Exercise directions = Transcribe every entry word for word, but skip the images.

Material for the task =
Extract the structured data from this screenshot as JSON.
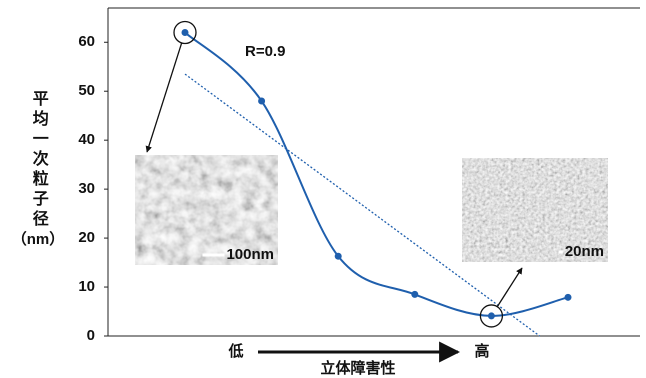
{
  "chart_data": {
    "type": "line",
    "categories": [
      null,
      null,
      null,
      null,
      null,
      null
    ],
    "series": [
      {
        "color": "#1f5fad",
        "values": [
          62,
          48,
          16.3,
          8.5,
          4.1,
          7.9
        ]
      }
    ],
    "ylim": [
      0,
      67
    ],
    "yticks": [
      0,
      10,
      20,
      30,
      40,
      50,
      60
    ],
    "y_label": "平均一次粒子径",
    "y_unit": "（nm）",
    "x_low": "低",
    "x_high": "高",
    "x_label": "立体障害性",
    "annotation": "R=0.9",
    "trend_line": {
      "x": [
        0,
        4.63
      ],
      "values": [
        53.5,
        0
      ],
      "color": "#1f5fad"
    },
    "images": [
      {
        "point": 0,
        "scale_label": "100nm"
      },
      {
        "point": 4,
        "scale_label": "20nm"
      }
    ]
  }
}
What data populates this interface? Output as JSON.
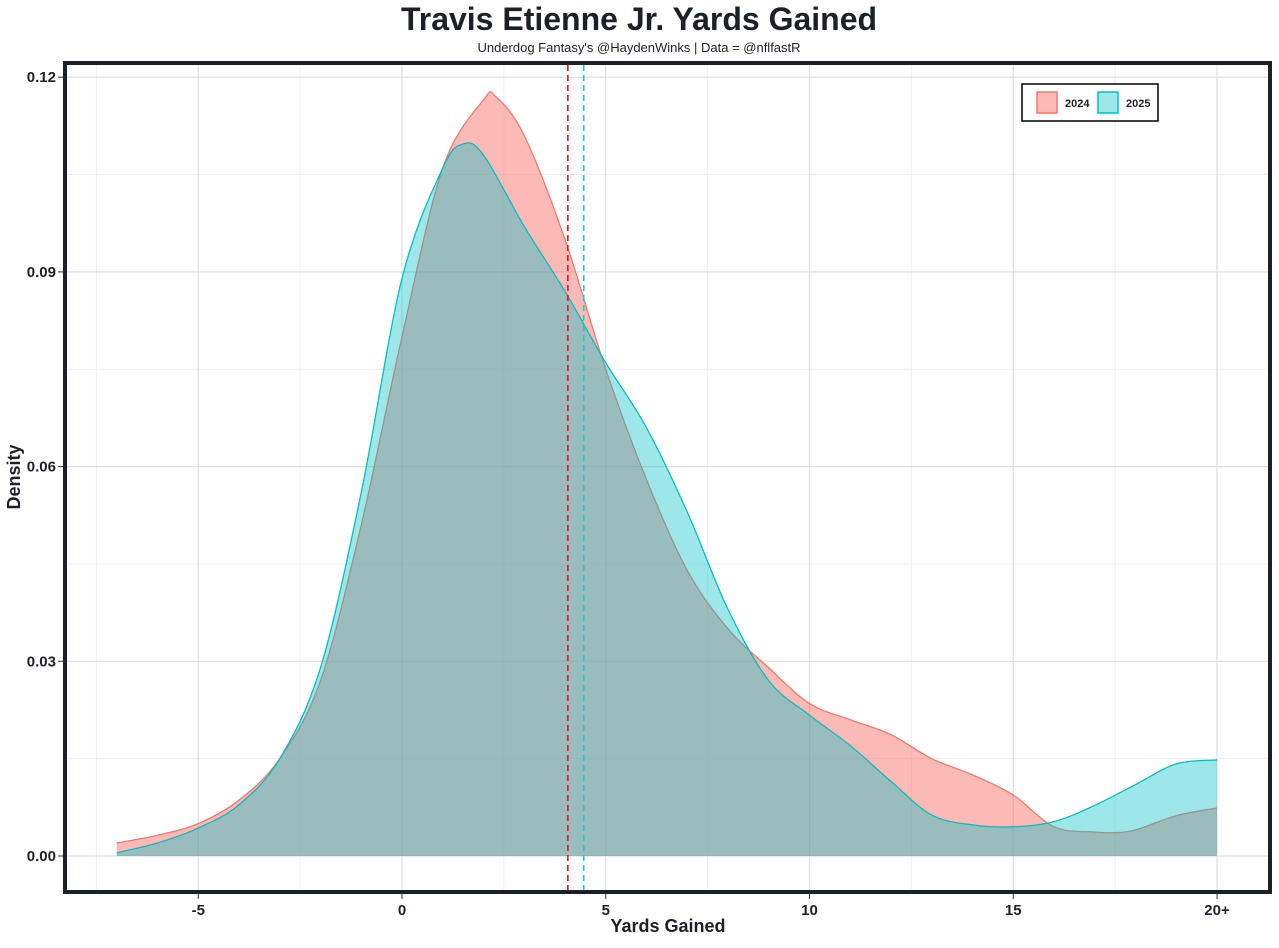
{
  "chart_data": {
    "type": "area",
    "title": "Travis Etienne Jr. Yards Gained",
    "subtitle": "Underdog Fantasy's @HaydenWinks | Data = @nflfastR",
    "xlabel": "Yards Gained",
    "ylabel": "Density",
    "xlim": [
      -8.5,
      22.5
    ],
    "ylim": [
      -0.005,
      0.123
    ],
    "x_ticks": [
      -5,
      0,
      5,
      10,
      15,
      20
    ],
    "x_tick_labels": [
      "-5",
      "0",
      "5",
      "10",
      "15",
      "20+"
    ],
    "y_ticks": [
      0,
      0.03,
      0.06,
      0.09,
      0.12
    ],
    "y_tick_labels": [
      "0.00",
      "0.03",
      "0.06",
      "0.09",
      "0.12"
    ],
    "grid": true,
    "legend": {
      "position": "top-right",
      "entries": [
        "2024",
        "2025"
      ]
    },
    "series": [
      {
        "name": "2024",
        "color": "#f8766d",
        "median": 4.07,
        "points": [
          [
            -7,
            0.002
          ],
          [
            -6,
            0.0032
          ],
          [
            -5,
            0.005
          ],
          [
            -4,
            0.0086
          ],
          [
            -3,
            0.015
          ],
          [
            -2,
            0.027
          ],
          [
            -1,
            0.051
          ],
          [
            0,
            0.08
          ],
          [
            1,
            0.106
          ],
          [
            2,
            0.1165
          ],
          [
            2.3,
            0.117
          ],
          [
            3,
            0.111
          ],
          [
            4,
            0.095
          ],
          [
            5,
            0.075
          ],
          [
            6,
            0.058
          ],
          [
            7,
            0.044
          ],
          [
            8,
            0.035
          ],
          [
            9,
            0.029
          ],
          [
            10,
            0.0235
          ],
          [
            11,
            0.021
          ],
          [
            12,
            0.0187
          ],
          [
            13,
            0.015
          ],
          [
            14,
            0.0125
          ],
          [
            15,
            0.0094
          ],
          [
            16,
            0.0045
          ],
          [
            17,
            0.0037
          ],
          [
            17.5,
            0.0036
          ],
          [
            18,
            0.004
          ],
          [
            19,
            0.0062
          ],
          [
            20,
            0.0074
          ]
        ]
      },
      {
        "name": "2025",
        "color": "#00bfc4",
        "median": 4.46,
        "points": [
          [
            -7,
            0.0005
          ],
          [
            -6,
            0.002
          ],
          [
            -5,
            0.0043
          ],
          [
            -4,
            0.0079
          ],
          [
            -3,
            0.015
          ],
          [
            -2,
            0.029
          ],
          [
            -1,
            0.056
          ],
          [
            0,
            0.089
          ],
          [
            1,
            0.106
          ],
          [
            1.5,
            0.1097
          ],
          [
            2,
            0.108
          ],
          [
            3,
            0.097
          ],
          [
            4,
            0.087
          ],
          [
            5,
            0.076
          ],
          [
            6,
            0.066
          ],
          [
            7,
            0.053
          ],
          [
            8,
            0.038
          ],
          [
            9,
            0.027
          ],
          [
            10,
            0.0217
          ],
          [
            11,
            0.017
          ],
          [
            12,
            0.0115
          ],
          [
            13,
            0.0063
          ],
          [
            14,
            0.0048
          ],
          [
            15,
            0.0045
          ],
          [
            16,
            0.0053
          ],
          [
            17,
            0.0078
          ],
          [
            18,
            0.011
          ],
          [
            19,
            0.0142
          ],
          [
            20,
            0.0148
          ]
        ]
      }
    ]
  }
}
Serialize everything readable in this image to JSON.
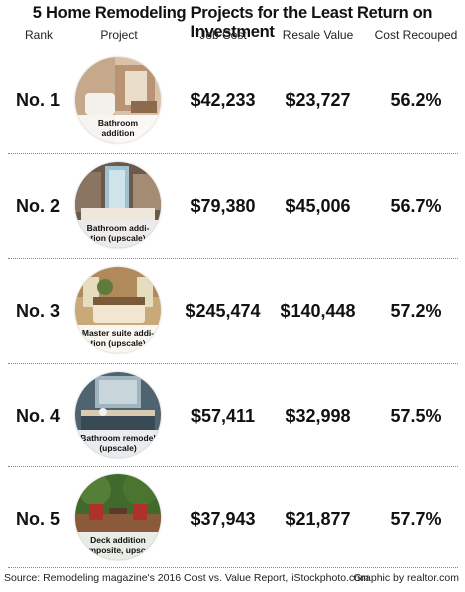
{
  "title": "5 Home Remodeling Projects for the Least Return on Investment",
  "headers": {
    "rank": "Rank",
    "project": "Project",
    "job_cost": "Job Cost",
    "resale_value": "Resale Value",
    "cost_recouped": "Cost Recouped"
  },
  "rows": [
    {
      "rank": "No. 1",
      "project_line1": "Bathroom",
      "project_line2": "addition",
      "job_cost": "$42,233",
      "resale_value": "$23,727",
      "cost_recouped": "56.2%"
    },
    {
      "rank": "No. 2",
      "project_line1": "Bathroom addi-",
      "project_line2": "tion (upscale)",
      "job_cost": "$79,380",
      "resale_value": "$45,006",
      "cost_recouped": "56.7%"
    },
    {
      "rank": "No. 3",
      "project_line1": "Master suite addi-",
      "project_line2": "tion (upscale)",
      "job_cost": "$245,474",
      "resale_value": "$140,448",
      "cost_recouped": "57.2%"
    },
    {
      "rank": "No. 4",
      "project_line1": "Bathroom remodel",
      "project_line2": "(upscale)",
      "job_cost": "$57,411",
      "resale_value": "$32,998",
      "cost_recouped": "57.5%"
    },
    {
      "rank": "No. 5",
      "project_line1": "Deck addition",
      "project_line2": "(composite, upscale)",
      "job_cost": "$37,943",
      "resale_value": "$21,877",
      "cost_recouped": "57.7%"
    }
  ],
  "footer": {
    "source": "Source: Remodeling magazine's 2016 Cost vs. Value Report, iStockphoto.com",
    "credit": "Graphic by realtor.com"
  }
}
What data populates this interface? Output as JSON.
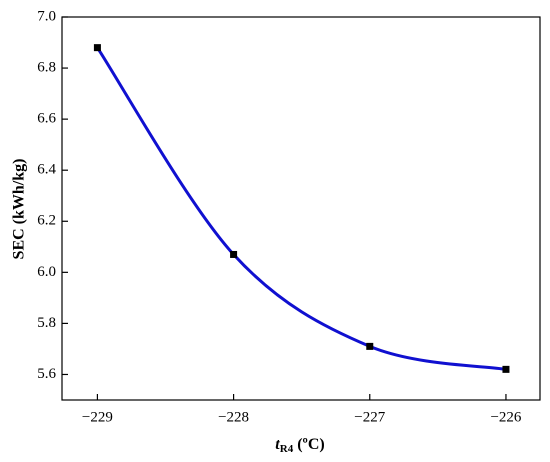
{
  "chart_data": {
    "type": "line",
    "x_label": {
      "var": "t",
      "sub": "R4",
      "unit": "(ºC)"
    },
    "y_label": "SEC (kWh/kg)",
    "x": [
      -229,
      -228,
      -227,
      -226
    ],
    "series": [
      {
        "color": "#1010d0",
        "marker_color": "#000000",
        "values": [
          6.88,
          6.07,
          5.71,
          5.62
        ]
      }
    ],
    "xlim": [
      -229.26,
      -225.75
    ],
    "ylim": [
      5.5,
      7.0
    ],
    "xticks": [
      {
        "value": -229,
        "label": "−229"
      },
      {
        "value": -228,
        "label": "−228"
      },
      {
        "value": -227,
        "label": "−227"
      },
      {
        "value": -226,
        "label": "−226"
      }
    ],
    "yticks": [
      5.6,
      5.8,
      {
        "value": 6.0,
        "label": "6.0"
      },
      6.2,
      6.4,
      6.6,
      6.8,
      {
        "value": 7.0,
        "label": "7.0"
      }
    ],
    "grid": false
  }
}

Result =
Extract the structured data from this screenshot as JSON.
{
  "chart_data": {
    "type": "line",
    "categories": [
      null,
      null,
      null,
      null,
      null,
      null
    ],
    "series": [
      {
        "color": "#1f5fad",
        "values": [
          62,
          48,
          16.3,
          8.5,
          4.1,
          7.9
        ]
      }
    ],
    "ylim": [
      0,
      67
    ],
    "yticks": [
      0,
      10,
      20,
      30,
      40,
      50,
      60
    ],
    "y_label": "平均一次粒子径",
    "y_unit": "（nm）",
    "x_low": "低",
    "x_high": "高",
    "x_label": "立体障害性",
    "annotation": "R=0.9",
    "trend_line": {
      "x": [
        0,
        4.63
      ],
      "values": [
        53.5,
        0
      ],
      "color": "#1f5fad"
    },
    "images": [
      {
        "point": 0,
        "scale_label": "100nm"
      },
      {
        "point": 4,
        "scale_label": "20nm"
      }
    ]
  }
}
What data populates this interface? Output as JSON.
{
  "chart_data": {
    "type": "area",
    "title": "Travis Etienne Jr. Yards Gained",
    "subtitle": "Underdog Fantasy's @HaydenWinks | Data = @nflfastR",
    "xlabel": "Yards Gained",
    "ylabel": "Density",
    "xlim": [
      -8.5,
      22.5
    ],
    "ylim": [
      -0.005,
      0.123
    ],
    "x_ticks": [
      -5,
      0,
      5,
      10,
      15,
      20
    ],
    "x_tick_labels": [
      "-5",
      "0",
      "5",
      "10",
      "15",
      "20+"
    ],
    "y_ticks": [
      0,
      0.03,
      0.06,
      0.09,
      0.12
    ],
    "y_tick_labels": [
      "0.00",
      "0.03",
      "0.06",
      "0.09",
      "0.12"
    ],
    "grid": true,
    "legend": {
      "position": "top-right",
      "entries": [
        "2024",
        "2025"
      ]
    },
    "series": [
      {
        "name": "2024",
        "color": "#f8766d",
        "median": 4.07,
        "points": [
          [
            -7,
            0.002
          ],
          [
            -6,
            0.0032
          ],
          [
            -5,
            0.005
          ],
          [
            -4,
            0.0086
          ],
          [
            -3,
            0.015
          ],
          [
            -2,
            0.027
          ],
          [
            -1,
            0.051
          ],
          [
            0,
            0.08
          ],
          [
            1,
            0.106
          ],
          [
            2,
            0.1165
          ],
          [
            2.3,
            0.117
          ],
          [
            3,
            0.111
          ],
          [
            4,
            0.095
          ],
          [
            5,
            0.075
          ],
          [
            6,
            0.058
          ],
          [
            7,
            0.044
          ],
          [
            8,
            0.035
          ],
          [
            9,
            0.029
          ],
          [
            10,
            0.0235
          ],
          [
            11,
            0.021
          ],
          [
            12,
            0.0187
          ],
          [
            13,
            0.015
          ],
          [
            14,
            0.0125
          ],
          [
            15,
            0.0094
          ],
          [
            16,
            0.0045
          ],
          [
            17,
            0.0037
          ],
          [
            17.5,
            0.0036
          ],
          [
            18,
            0.004
          ],
          [
            19,
            0.0062
          ],
          [
            20,
            0.0074
          ]
        ]
      },
      {
        "name": "2025",
        "color": "#00bfc4",
        "median": 4.46,
        "points": [
          [
            -7,
            0.0005
          ],
          [
            -6,
            0.002
          ],
          [
            -5,
            0.0043
          ],
          [
            -4,
            0.0079
          ],
          [
            -3,
            0.015
          ],
          [
            -2,
            0.029
          ],
          [
            -1,
            0.056
          ],
          [
            0,
            0.089
          ],
          [
            1,
            0.106
          ],
          [
            1.5,
            0.1097
          ],
          [
            2,
            0.108
          ],
          [
            3,
            0.097
          ],
          [
            4,
            0.087
          ],
          [
            5,
            0.076
          ],
          [
            6,
            0.066
          ],
          [
            7,
            0.053
          ],
          [
            8,
            0.038
          ],
          [
            9,
            0.027
          ],
          [
            10,
            0.0217
          ],
          [
            11,
            0.017
          ],
          [
            12,
            0.0115
          ],
          [
            13,
            0.0063
          ],
          [
            14,
            0.0048
          ],
          [
            15,
            0.0045
          ],
          [
            16,
            0.0053
          ],
          [
            17,
            0.0078
          ],
          [
            18,
            0.011
          ],
          [
            19,
            0.0142
          ],
          [
            20,
            0.0148
          ]
        ]
      }
    ]
  }
}
Serialize everything readable in this image to JSON.
{
  "title": "5 Home Remodeling Projects for the Least Return on Investment",
  "headers": {
    "rank": "Rank",
    "project": "Project",
    "job_cost": "Job Cost",
    "resale_value": "Resale Value",
    "cost_recouped": "Cost Recouped"
  },
  "rows": [
    {
      "rank": "No. 1",
      "project_line1": "Bathroom",
      "project_line2": "addition",
      "job_cost": "$42,233",
      "resale_value": "$23,727",
      "cost_recouped": "56.2%"
    },
    {
      "rank": "No. 2",
      "project_line1": "Bathroom addi-",
      "project_line2": "tion (upscale)",
      "job_cost": "$79,380",
      "resale_value": "$45,006",
      "cost_recouped": "56.7%"
    },
    {
      "rank": "No. 3",
      "project_line1": "Master suite addi-",
      "project_line2": "tion (upscale)",
      "job_cost": "$245,474",
      "resale_value": "$140,448",
      "cost_recouped": "57.2%"
    },
    {
      "rank": "No. 4",
      "project_line1": "Bathroom remodel",
      "project_line2": "(upscale)",
      "job_cost": "$57,411",
      "resale_value": "$32,998",
      "cost_recouped": "57.5%"
    },
    {
      "rank": "No. 5",
      "project_line1": "Deck addition",
      "project_line2": "(composite, upscale)",
      "job_cost": "$37,943",
      "resale_value": "$21,877",
      "cost_recouped": "57.7%"
    }
  ],
  "footer": {
    "source": "Source: Remodeling magazine's 2016 Cost vs. Value Report, iStockphoto.com",
    "credit": "Graphic by realtor.com"
  }
}
What data populates this interface? Output as JSON.
{
  "chart_data": {
    "type": "line",
    "x_label": {
      "var": "t",
      "sub": "R4",
      "unit": "(ºC)"
    },
    "y_label": "SEC (kWh/kg)",
    "x": [
      -229,
      -228,
      -227,
      -226
    ],
    "series": [
      {
        "color": "#1010d0",
        "marker_color": "#000000",
        "values": [
          6.88,
          6.07,
          5.71,
          5.62
        ]
      }
    ],
    "xlim": [
      -229.26,
      -225.75
    ],
    "ylim": [
      5.5,
      7.0
    ],
    "xticks": [
      {
        "value": -229,
        "label": "−229"
      },
      {
        "value": -228,
        "label": "−228"
      },
      {
        "value": -227,
        "label": "−227"
      },
      {
        "value": -226,
        "label": "−226"
      }
    ],
    "yticks": [
      5.6,
      5.8,
      {
        "value": 6.0,
        "label": "6.0"
      },
      6.2,
      6.4,
      6.6,
      6.8,
      {
        "value": 7.0,
        "label": "7.0"
      }
    ],
    "grid": false
  }
}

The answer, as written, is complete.